• [TEXT PASSAGE]
════════════════

= Aquatic invasive species regulations in Michigan =

The state of Michigan defines an aquatic invasive species as "an aquatic species that is nonnative to the ecosystem under consideration and whose introduction causes or is likely to cause economic or environmental harm or harm to human health". There are approximately 160 invasive aquatic species residing in Michigan. Some of the most commonly known species are the Zebra Mussel, Quagga Mussel, Sea Lamprey, and several species of Asian Carp. Michigan's Natural Resources and Environmental Protection Act (NREPA) is the primary state law regulating aquatic invasive species in Michigan.

== Background ==
Aquatic invasive species were first introduced to the Great Lakes in the early 1800s through ballast tank water. Freight ships carrying goods from foreign countries would travel through the Great Lakes and release their ballast water into the lakes. Legal action between the Natural Resource Defense Council (NRDC), and the EPA have challenged the EPA standards for ballast water claiming they are insufficient. The suit is about lowering the limit to zero invasive species per ballast discharge. These standards are continually a challenge to enforce upon ships. Ballast water tanks transport an estimated 7,000 aquatic organisms per day. Invasive aquatic species such as the zebra mussel and sea lamprey have caused environmental and economical destruction of the Great Lakes region for decades. These species are introduced in various ways. Sea Lamprey are thought to have entered through ballast water as previously mentioned, however zebra mussels originally entered by attaching to the hulls of international shipping vessels. Invasive aquatic species in the Great Lakes area cause upwards of $200 million annually in prevention strategies and loss revenue. The first federal invasive aquatic species law in the United States was the Nonindigenous Aquatic Nuisance Prevention and Control Act of 1990. It formed the Aquatic Nuisance Species Task Force, whose primary job was to develop a program of prevention, monitoring, control, and study of aquatic invasive species in the United States. The act was amended in 1996 by the National Invasive Species Act.

════════════════

• [DATA EXTRACT]
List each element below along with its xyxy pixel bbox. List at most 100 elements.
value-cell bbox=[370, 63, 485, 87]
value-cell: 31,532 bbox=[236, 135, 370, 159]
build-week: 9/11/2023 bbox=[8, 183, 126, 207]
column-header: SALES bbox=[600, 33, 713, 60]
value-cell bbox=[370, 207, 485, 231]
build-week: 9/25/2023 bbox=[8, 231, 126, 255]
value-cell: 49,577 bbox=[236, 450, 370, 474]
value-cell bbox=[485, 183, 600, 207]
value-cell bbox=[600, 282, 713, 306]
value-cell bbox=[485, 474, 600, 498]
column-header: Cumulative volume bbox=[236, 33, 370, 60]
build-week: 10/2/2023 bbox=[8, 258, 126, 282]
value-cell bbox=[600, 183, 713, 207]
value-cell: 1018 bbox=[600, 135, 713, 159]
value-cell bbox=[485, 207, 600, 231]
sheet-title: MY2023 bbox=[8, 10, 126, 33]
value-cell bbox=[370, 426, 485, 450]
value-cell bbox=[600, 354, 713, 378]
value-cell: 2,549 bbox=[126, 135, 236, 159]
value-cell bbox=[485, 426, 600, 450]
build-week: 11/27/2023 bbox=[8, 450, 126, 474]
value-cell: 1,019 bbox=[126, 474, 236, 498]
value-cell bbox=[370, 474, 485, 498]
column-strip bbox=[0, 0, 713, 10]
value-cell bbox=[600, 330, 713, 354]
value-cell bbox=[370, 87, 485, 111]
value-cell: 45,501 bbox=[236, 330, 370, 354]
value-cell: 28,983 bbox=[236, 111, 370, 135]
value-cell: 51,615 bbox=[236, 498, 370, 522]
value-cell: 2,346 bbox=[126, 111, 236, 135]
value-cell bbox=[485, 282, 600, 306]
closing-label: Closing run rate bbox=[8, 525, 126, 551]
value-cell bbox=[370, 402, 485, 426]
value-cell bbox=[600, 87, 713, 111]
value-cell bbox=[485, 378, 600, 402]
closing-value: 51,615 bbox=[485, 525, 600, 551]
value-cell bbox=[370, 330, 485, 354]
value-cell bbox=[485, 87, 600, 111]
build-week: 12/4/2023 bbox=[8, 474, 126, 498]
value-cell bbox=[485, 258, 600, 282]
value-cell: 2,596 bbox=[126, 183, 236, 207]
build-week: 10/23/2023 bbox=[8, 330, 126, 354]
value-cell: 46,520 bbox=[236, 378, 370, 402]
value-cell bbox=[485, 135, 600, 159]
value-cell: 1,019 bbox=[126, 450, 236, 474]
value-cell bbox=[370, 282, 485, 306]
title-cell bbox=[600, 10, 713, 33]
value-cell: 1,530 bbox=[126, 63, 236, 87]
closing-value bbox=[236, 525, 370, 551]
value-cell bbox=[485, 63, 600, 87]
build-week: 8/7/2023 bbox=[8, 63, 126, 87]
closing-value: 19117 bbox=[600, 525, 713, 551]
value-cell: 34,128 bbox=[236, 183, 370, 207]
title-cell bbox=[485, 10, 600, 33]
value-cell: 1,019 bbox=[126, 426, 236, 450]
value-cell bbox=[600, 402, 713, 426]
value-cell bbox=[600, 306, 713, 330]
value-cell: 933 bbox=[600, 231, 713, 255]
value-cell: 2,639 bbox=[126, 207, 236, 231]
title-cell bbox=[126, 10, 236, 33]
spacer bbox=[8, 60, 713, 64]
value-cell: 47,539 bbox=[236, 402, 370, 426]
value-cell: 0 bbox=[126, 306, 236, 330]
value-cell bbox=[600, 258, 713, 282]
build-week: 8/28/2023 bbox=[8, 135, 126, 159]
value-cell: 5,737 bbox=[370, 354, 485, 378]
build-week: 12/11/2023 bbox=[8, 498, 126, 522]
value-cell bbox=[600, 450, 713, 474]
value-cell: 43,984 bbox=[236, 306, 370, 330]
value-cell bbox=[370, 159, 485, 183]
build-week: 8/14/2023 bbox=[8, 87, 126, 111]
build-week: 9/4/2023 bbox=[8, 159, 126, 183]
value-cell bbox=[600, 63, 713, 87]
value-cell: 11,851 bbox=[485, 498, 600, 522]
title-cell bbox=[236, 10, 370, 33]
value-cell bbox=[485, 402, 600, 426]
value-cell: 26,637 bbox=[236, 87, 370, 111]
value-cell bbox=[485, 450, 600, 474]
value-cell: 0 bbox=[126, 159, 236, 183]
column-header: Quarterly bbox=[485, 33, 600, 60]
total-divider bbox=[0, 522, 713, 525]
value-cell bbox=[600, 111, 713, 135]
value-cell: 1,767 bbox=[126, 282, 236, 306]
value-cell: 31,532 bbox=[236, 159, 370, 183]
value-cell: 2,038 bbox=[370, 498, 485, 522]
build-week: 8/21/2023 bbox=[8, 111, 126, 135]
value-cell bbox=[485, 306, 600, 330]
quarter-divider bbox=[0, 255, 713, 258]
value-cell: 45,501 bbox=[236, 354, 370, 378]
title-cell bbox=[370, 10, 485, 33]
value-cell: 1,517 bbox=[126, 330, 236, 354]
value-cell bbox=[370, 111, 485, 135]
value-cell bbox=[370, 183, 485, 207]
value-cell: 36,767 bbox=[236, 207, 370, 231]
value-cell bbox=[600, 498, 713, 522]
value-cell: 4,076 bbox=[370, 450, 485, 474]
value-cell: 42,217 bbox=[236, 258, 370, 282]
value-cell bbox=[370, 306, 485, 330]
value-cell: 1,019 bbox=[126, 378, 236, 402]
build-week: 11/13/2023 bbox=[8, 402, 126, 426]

════════════════

• [TASKS AND EXERCISES]
a: Please answer these questions about the Michigan invasive species text:
(i) About how many invasive aquatic species reside in Michigan?
(ii) How did zebra mussels originally enter the Great Lakes?
(iii) Which act amended the Nonindigenous Aquatic Nuisance Prevention and Control Act of 1990, and in what year?
b: Pick up the Michigan invasive species text after its last sentence and continue it.
The rows are separate material from the Michigan invasive species text.

• [EXERCISE ANSWERS]
a:
(i) Approximately 160.
(ii) By attaching to the hulls of international shipping vessels.
(iii) The National Invasive Species Act, in 1996.

b:
== History ==
Outside of U.S. federal invasive aquatic species laws, Michigan has some of its own to protect Michigan waters and the Great Lakes. Michigan has a 3,224 mile-long shoreline along the Great Lakes, making it very economically and ecologically dependent and protective of the lakes and the aquatic species that live in it. The entire Great Lakes shoreline is shared with Canada and other US states making laws surrounding invasive species a multi party effort that requires collaboration.

== Economic effects ==
The invasive species in Michigan have significant effects on both the ecology and the economy In the state. The sport and commercial fishing industry generates over 3.4 Billion dollars a year in the Great Lakes, and employs over 10,000 individuals. Sea lamprey have put a dent into these values as they have decreased the fishing yield. This damage is not limited to just the fish though. The power industry has taken a financial hit from the AIS as well. Power plants adjacent to the Great Lakes use millions of gallons of water for cooling, and in recent years they have had to clean out their water systems due to the abundance of zebra mussels that made their way into it. These cleanings costed the industry over 2 million annually. Additionally experts estimate that around 100 million dollars in damage is done by aquatic invasive species in Michigan alone. While damage is expensive it isn't the only cost, prevention and repair are also costly and have significant economic impacts. One program that is intended to reduce sea lamprey cost 18 Million Dollars annually.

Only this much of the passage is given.